Without the pictures, print each of the records below exactly as it appears.
====== Input data ======
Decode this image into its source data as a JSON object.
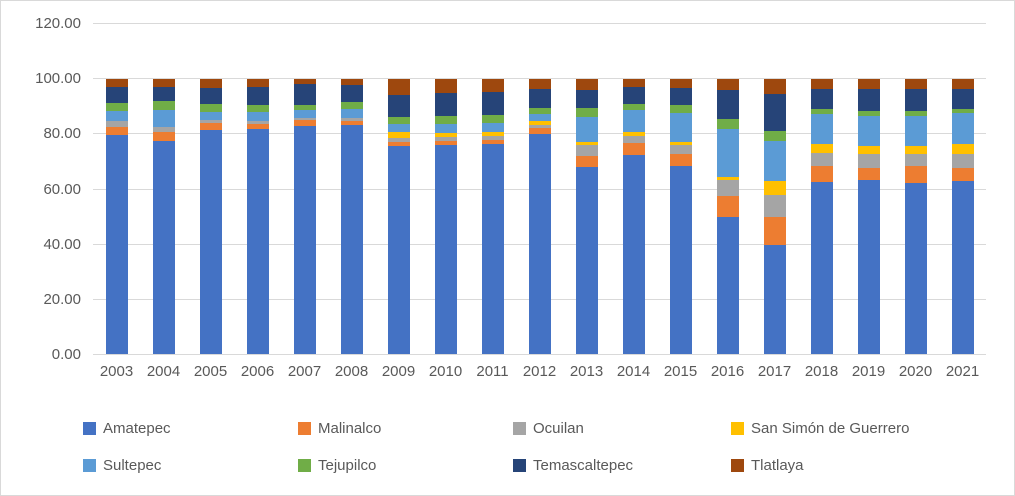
{
  "chart_data": {
    "type": "bar",
    "stacked": true,
    "stacked_100_percent": true,
    "title": "",
    "xlabel": "",
    "ylabel": "",
    "categories": [
      "2003",
      "2004",
      "2005",
      "2006",
      "2007",
      "2008",
      "2009",
      "2010",
      "2011",
      "2012",
      "2013",
      "2014",
      "2015",
      "2016",
      "2017",
      "2018",
      "2019",
      "2020",
      "2021"
    ],
    "series": [
      {
        "name": "Amatepec",
        "color": "#4472C4",
        "values": [
          79.5,
          77.5,
          81.5,
          81.6,
          82.7,
          83.2,
          75.5,
          75.9,
          76.2,
          80.1,
          67.8,
          72.3,
          68.4,
          49.9,
          39.6,
          62.7,
          63.4,
          62.2,
          62.8
        ]
      },
      {
        "name": "Malinalco",
        "color": "#ED7D31",
        "values": [
          3.1,
          3.1,
          2.5,
          2.1,
          2.2,
          1.5,
          1.6,
          1.6,
          1.7,
          1.9,
          4.3,
          4.2,
          4.3,
          7.6,
          10.4,
          5.5,
          4.3,
          6.1,
          4.9
        ]
      },
      {
        "name": "Ocuilan",
        "color": "#A5A5A5",
        "values": [
          1.9,
          1.9,
          1.0,
          0.9,
          1.0,
          1.2,
          1.5,
          1.2,
          1.2,
          1.2,
          3.7,
          2.8,
          3.4,
          5.8,
          7.9,
          4.9,
          4.9,
          4.3,
          4.9
        ]
      },
      {
        "name": "San Simón de Guerrero",
        "color": "#FFC000",
        "values": [
          0,
          0,
          0,
          0,
          0,
          0,
          1.9,
          1.5,
          1.6,
          1.6,
          1.2,
          1.2,
          0.9,
          1.2,
          4.9,
          3.1,
          3.0,
          3.0,
          3.6
        ]
      },
      {
        "name": "Sultepec",
        "color": "#5B9BD5",
        "values": [
          3.7,
          6.2,
          2.8,
          3.2,
          2.7,
          3.1,
          3.1,
          3.5,
          3.1,
          2.5,
          9.2,
          8.2,
          10.4,
          17.4,
          14.6,
          10.9,
          11.0,
          11.0,
          11.3
        ]
      },
      {
        "name": "Tejupilco",
        "color": "#70AD47",
        "values": [
          3.1,
          3.1,
          3.1,
          2.7,
          1.9,
          2.5,
          2.5,
          2.7,
          3.1,
          2.1,
          3.1,
          2.2,
          3.1,
          3.4,
          3.7,
          1.9,
          1.8,
          1.8,
          1.5
        ]
      },
      {
        "name": "Temascaltepec",
        "color": "#264478",
        "values": [
          5.6,
          5.2,
          5.8,
          6.5,
          7.4,
          6.3,
          7.9,
          8.5,
          8.2,
          6.7,
          6.7,
          6.1,
          6.2,
          10.5,
          13.4,
          7.3,
          7.9,
          7.9,
          7.3
        ]
      },
      {
        "name": "Tlatlaya",
        "color": "#9E480E",
        "values": [
          3.1,
          3.0,
          3.3,
          3.0,
          2.1,
          2.2,
          6.0,
          5.1,
          4.9,
          3.9,
          4.0,
          3.0,
          3.3,
          4.2,
          5.5,
          3.7,
          3.7,
          3.7,
          3.7
        ]
      }
    ],
    "ylim": [
      0,
      120
    ],
    "yticks": [
      {
        "value": 0,
        "label": "0.00"
      },
      {
        "value": 20,
        "label": "20.00"
      },
      {
        "value": 40,
        "label": "40.00"
      },
      {
        "value": 60,
        "label": "60.00"
      },
      {
        "value": 80,
        "label": "80.00"
      },
      {
        "value": 100,
        "label": "100.00"
      },
      {
        "value": 120,
        "label": "120.00"
      }
    ],
    "grid": true,
    "legend_position": "bottom"
  },
  "colors": {
    "axis_text": "#595959",
    "gridline": "#D9D9D9",
    "chart_border": "#D9D9D9",
    "background": "#FFFFFF"
  }
}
======
Problem solution:
Decode this image into its source data as a JSON object.
{
  "chart_data": {
    "type": "bar",
    "stacked": true,
    "stacked_100_percent": true,
    "title": "",
    "xlabel": "",
    "ylabel": "",
    "categories": [
      "2003",
      "2004",
      "2005",
      "2006",
      "2007",
      "2008",
      "2009",
      "2010",
      "2011",
      "2012",
      "2013",
      "2014",
      "2015",
      "2016",
      "2017",
      "2018",
      "2019",
      "2020",
      "2021"
    ],
    "series": [
      {
        "name": "Amatepec",
        "color": "#4472C4",
        "values": [
          79.5,
          77.5,
          81.5,
          81.6,
          82.7,
          83.2,
          75.5,
          75.9,
          76.2,
          80.1,
          67.8,
          72.3,
          68.4,
          49.9,
          39.6,
          62.7,
          63.4,
          62.2,
          62.8
        ]
      },
      {
        "name": "Malinalco",
        "color": "#ED7D31",
        "values": [
          3.1,
          3.1,
          2.5,
          2.1,
          2.2,
          1.5,
          1.6,
          1.6,
          1.7,
          1.9,
          4.3,
          4.2,
          4.3,
          7.6,
          10.4,
          5.5,
          4.3,
          6.1,
          4.9
        ]
      },
      {
        "name": "Ocuilan",
        "color": "#A5A5A5",
        "values": [
          1.9,
          1.9,
          1.0,
          0.9,
          1.0,
          1.2,
          1.5,
          1.2,
          1.2,
          1.2,
          3.7,
          2.8,
          3.4,
          5.8,
          7.9,
          4.9,
          4.9,
          4.3,
          4.9
        ]
      },
      {
        "name": "San Simón de Guerrero",
        "color": "#FFC000",
        "values": [
          0,
          0,
          0,
          0,
          0,
          0,
          1.9,
          1.5,
          1.6,
          1.6,
          1.2,
          1.2,
          0.9,
          1.2,
          4.9,
          3.1,
          3.0,
          3.0,
          3.6
        ]
      },
      {
        "name": "Sultepec",
        "color": "#5B9BD5",
        "values": [
          3.7,
          6.2,
          2.8,
          3.2,
          2.7,
          3.1,
          3.1,
          3.5,
          3.1,
          2.5,
          9.2,
          8.2,
          10.4,
          17.4,
          14.6,
          10.9,
          11.0,
          11.0,
          11.3
        ]
      },
      {
        "name": "Tejupilco",
        "color": "#70AD47",
        "values": [
          3.1,
          3.1,
          3.1,
          2.7,
          1.9,
          2.5,
          2.5,
          2.7,
          3.1,
          2.1,
          3.1,
          2.2,
          3.1,
          3.4,
          3.7,
          1.9,
          1.8,
          1.8,
          1.5
        ]
      },
      {
        "name": "Temascaltepec",
        "color": "#264478",
        "values": [
          5.6,
          5.2,
          5.8,
          6.5,
          7.4,
          6.3,
          7.9,
          8.5,
          8.2,
          6.7,
          6.7,
          6.1,
          6.2,
          10.5,
          13.4,
          7.3,
          7.9,
          7.9,
          7.3
        ]
      },
      {
        "name": "Tlatlaya",
        "color": "#9E480E",
        "values": [
          3.1,
          3.0,
          3.3,
          3.0,
          2.1,
          2.2,
          6.0,
          5.1,
          4.9,
          3.9,
          4.0,
          3.0,
          3.3,
          4.2,
          5.5,
          3.7,
          3.7,
          3.7,
          3.7
        ]
      }
    ],
    "ylim": [
      0,
      120
    ],
    "yticks": [
      {
        "value": 0,
        "label": "0.00"
      },
      {
        "value": 20,
        "label": "20.00"
      },
      {
        "value": 40,
        "label": "40.00"
      },
      {
        "value": 60,
        "label": "60.00"
      },
      {
        "value": 80,
        "label": "80.00"
      },
      {
        "value": 100,
        "label": "100.00"
      },
      {
        "value": 120,
        "label": "120.00"
      }
    ],
    "grid": true,
    "legend_position": "bottom"
  },
  "colors": {
    "axis_text": "#595959",
    "gridline": "#D9D9D9",
    "chart_border": "#D9D9D9",
    "background": "#FFFFFF"
  }
}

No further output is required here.